• **TASK INPUT**:
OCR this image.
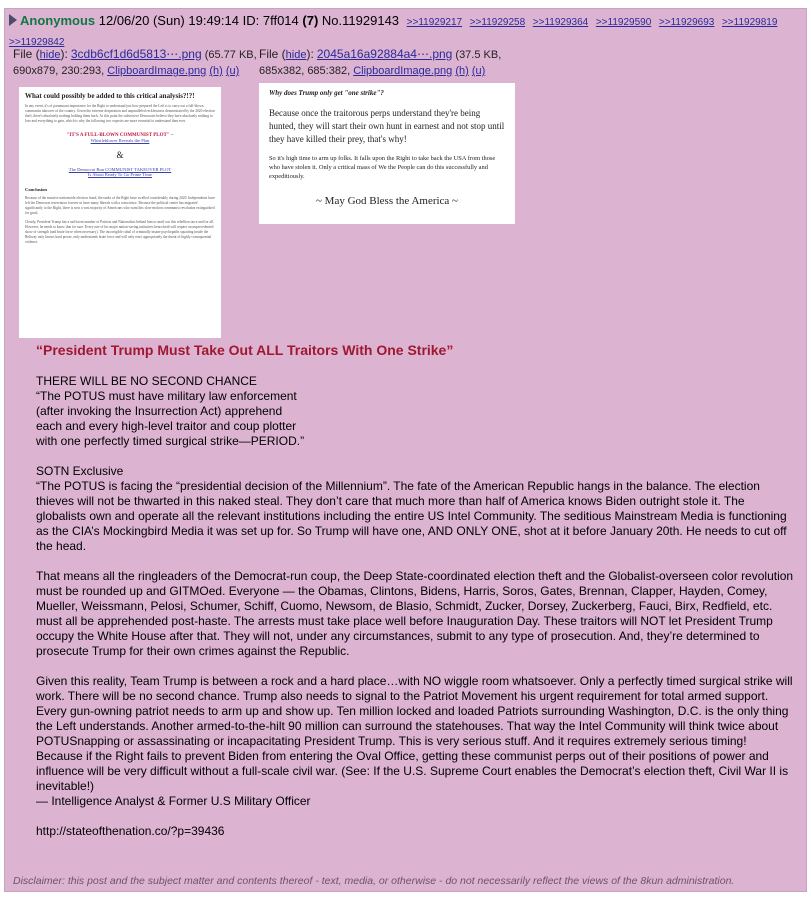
Anonymous 12/06/20 (Sun) 19:49:14 ID: 7ff014 (7) No.11929143 >>11929217 >>11929258 >>11929364 >>11929590 >>11929693 >>11929819
>>11929842
File (hide): 3cdb6cf1d6d5813⋯.png (65.77 KB, 690x879, 230:293, ClipboardImage.png (h) (u)
File (hide): 2045a16a92884a4⋯.png (37.5 KB, 685x382, 685:382, ClipboardImage.png (h) (u)
What could possibly be added to this critical analysis?!?!
In any event, it's of paramount importance for the Right to understand just how prepared the Left is to carry out a full-blown communist takeover of the country. Given the extreme desperation and unparalleled recklessness demonstrated by the 2020 election theft, there's absolutely nothing holding them back. At this point the subversive Democrats believe they have absolutely nothing to lose and everything to gain, which is why the following two exposés are more essential to understand than ever.
"IT'S A FULL-BLOWN COMMUNIST PLOT" –
Whistleblower Reveals the Plan
&
The Democrat Run COMMUNIST TAKEOVER PLOT
Is About Ready To Go Prime Time
Conclusion
Because of the massive nationwide election fraud, the ranks of the Right have swelled considerably during 2020. Independents have left the Democrat reservation forever as have many liberals with a conscience. Because the political center has migrated significantly to the Right, there is now a vast majority of Americans who want this slow-motion communist revolution extinguished for good.
Clearly, President Trump has a sufficient number of Patriots and Nationalists behind him to snuff out this rebellion once and for all. However, he needs to know that for sure. Every one of his major nation-saving initiatives henceforth will require an unprecedented show of strength (and brute force when necessary). The incorrigible cabal of criminally insane psychopaths squatting inside the Beltway only knows hard power, only understands brute force and will only react appropriately the threat of highly consequential violence.
Why does Trump only get "one strike"?
Because once the traitorous perps understand they're being hunted, they will start their own hunt in earnest and not stop until they have killed their prey, that's why!
So it's high time to arm up folks. It falls upon the Right to take back the USA from those who have stolen it. Only a critical mass of We the People can do this successfully and expeditiously.
~ May God Bless the America ~
“President Trump Must Take Out ALL Traitors With One Strike”
THERE WILL BE NO SECOND CHANCE
“The POTUS must have military law enforcement
(after invoking the Insurrection Act) apprehend
each and every high-level traitor and coup plotter
with one perfectly timed surgical strike—PERIOD.”
SOTN Exclusive
“The POTUS is facing the “presidential decision of the Millennium”. The fate of the American Republic hangs in the balance. The election thieves will not be thwarted in this naked steal. They don’t care that much more than half of America knows Biden outright stole it. The globalists own and operate all the relevant institutions including the entire US Intel Community. The seditious Mainstream Media is functioning as the CIA’s Mockingbird Media it was set up for. So Trump will have one, AND ONLY ONE, shot at it before January 20th. He needs to cut off the head.
That means all the ringleaders of the Democrat-run coup, the Deep State-coordinated election theft and the Globalist-overseen color revolution must be rounded up and GITMOed. Everyone — the Obamas, Clintons, Bidens, Harris, Soros, Gates, Brennan, Clapper, Hayden, Comey, Mueller, Weissmann, Pelosi, Schumer, Schiff, Cuomo, Newsom, de Blasio, Schmidt, Zucker, Dorsey, Zuckerberg, Fauci, Birx, Redfield, etc. must all be apprehended post-haste. The arrests must take place well before Inauguration Day. These traitors will NOT let President Trump occupy the White House after that. They will not, under any circumstances, submit to any type of prosecution. And, they’re determined to prosecute Trump for their own crimes against the Republic.
Given this reality, Team Trump is between a rock and a hard place…with NO wiggle room whatsoever. Only a perfectly timed surgical strike will work. There will be no second chance. Trump also needs to signal to the Patriot Movement his urgent requirement for total armed support. Every gun-owning patriot needs to arm up and show up. Ten million locked and loaded Patriots surrounding Washington, D.C. is the only thing the Left understands. Another armed-to-the-hilt 90 million can surround the statehouses. That way the Intel Community will think twice about POTUSnapping or assassinating or incapacitating President Trump. This is very serious stuff. And it requires extremely serious timing! Because if the Right fails to prevent Biden from entering the Oval Office, getting these communist perps out of their positions of power and influence will be very difficult without a full-scale civil war. (See: If the U.S. Supreme Court enables the Democrat’s election theft, Civil War II is inevitable!)
— Intelligence Analyst & Former U.S Military Officer
http://stateofthenation.co/?p=39436
Disclaimer: this post and the subject matter and contents thereof - text, media, or otherwise - do not necessarily reflect the views of the 8kun administration.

• **THE PROBLEM**: Repeat the data above exactly, but not the pictures.

• **THE RESPONSE**:
OCR this image.
Anonymous 12/06/20 (Sun) 19:49:14 ID: 7ff014 (7) No.11929143 >>11929217 >>11929258 >>11929364 >>11929590 >>11929693 >>11929819
>>11929842
File (hide): 3cdb6cf1d6d5813⋯.png (65.77 KB, 690x879, 230:293, ClipboardImage.png (h) (u)
File (hide): 2045a16a92884a4⋯.png (37.5 KB, 685x382, 685:382, ClipboardImage.png (h) (u)
What could possibly be added to this critical analysis?!?!
In any event, it's of paramount importance for the Right to understand just how prepared the Left is to carry out a full-blown communist takeover of the country. Given the extreme desperation and unparalleled recklessness demonstrated by the 2020 election theft, there's absolutely nothing holding them back. At this point the subversive Democrats believe they have absolutely nothing to lose and everything to gain, which is why the following two exposés are more essential to understand than ever.
"IT'S A FULL-BLOWN COMMUNIST PLOT" –
Whistleblower Reveals the Plan
&
The Democrat Run COMMUNIST TAKEOVER PLOT
Is About Ready To Go Prime Time
Conclusion
Because of the massive nationwide election fraud, the ranks of the Right have swelled considerably during 2020. Independents have left the Democrat reservation forever as have many liberals with a conscience. Because the political center has migrated significantly to the Right, there is now a vast majority of Americans who want this slow-motion communist revolution extinguished for good.
Clearly, President Trump has a sufficient number of Patriots and Nationalists behind him to snuff out this rebellion once and for all. However, he needs to know that for sure. Every one of his major nation-saving initiatives henceforth will require an unprecedented show of strength (and brute force when necessary). The incorrigible cabal of criminally insane psychopaths squatting inside the Beltway only knows hard power, only understands brute force and will only react appropriately the threat of highly consequential violence.
Why does Trump only get "one strike"?
Because once the traitorous perps understand they're being hunted, they will start their own hunt in earnest and not stop until they have killed their prey, that's why!
So it's high time to arm up folks. It falls upon the Right to take back the USA from those who have stolen it. Only a critical mass of We the People can do this successfully and expeditiously.
~ May God Bless the America ~
“President Trump Must Take Out ALL Traitors With One Strike”
THERE WILL BE NO SECOND CHANCE
“The POTUS must have military law enforcement
(after invoking the Insurrection Act) apprehend
each and every high-level traitor and coup plotter
with one perfectly timed surgical strike—PERIOD.”
SOTN Exclusive
“The POTUS is facing the “presidential decision of the Millennium”. The fate of the American Republic hangs in the balance. The election thieves will not be thwarted in this naked steal. They don’t care that much more than half of America knows Biden outright stole it. The globalists own and operate all the relevant institutions including the entire US Intel Community. The seditious Mainstream Media is functioning as the CIA’s Mockingbird Media it was set up for. So Trump will have one, AND ONLY ONE, shot at it before January 20th. He needs to cut off the head.
That means all the ringleaders of the Democrat-run coup, the Deep State-coordinated election theft and the Globalist-overseen color revolution must be rounded up and GITMOed. Everyone — the Obamas, Clintons, Bidens, Harris, Soros, Gates, Brennan, Clapper, Hayden, Comey, Mueller, Weissmann, Pelosi, Schumer, Schiff, Cuomo, Newsom, de Blasio, Schmidt, Zucker, Dorsey, Zuckerberg, Fauci, Birx, Redfield, etc. must all be apprehended post-haste. The arrests must take place well before Inauguration Day. These traitors will NOT let President Trump occupy the White House after that. They will not, under any circumstances, submit to any type of prosecution. And, they’re determined to prosecute Trump for their own crimes against the Republic.
Given this reality, Team Trump is between a rock and a hard place…with NO wiggle room whatsoever. Only a perfectly timed surgical strike will work. There will be no second chance. Trump also needs to signal to the Patriot Movement his urgent requirement for total armed support. Every gun-owning patriot needs to arm up and show up. Ten million locked and loaded Patriots surrounding Washington, D.C. is the only thing the Left understands. Another armed-to-the-hilt 90 million can surround the statehouses. That way the Intel Community will think twice about POTUSnapping or assassinating or incapacitating President Trump. This is very serious stuff. And it requires extremely serious timing! Because if the Right fails to prevent Biden from entering the Oval Office, getting these communist perps out of their positions of power and influence will be very difficult without a full-scale civil war. (See: If the U.S. Supreme Court enables the Democrat’s election theft, Civil War II is inevitable!)
— Intelligence Analyst & Former U.S Military Officer
http://stateofthenation.co/?p=39436
Disclaimer: this post and the subject matter and contents thereof - text, media, or otherwise - do not necessarily reflect the views of the 8kun administration.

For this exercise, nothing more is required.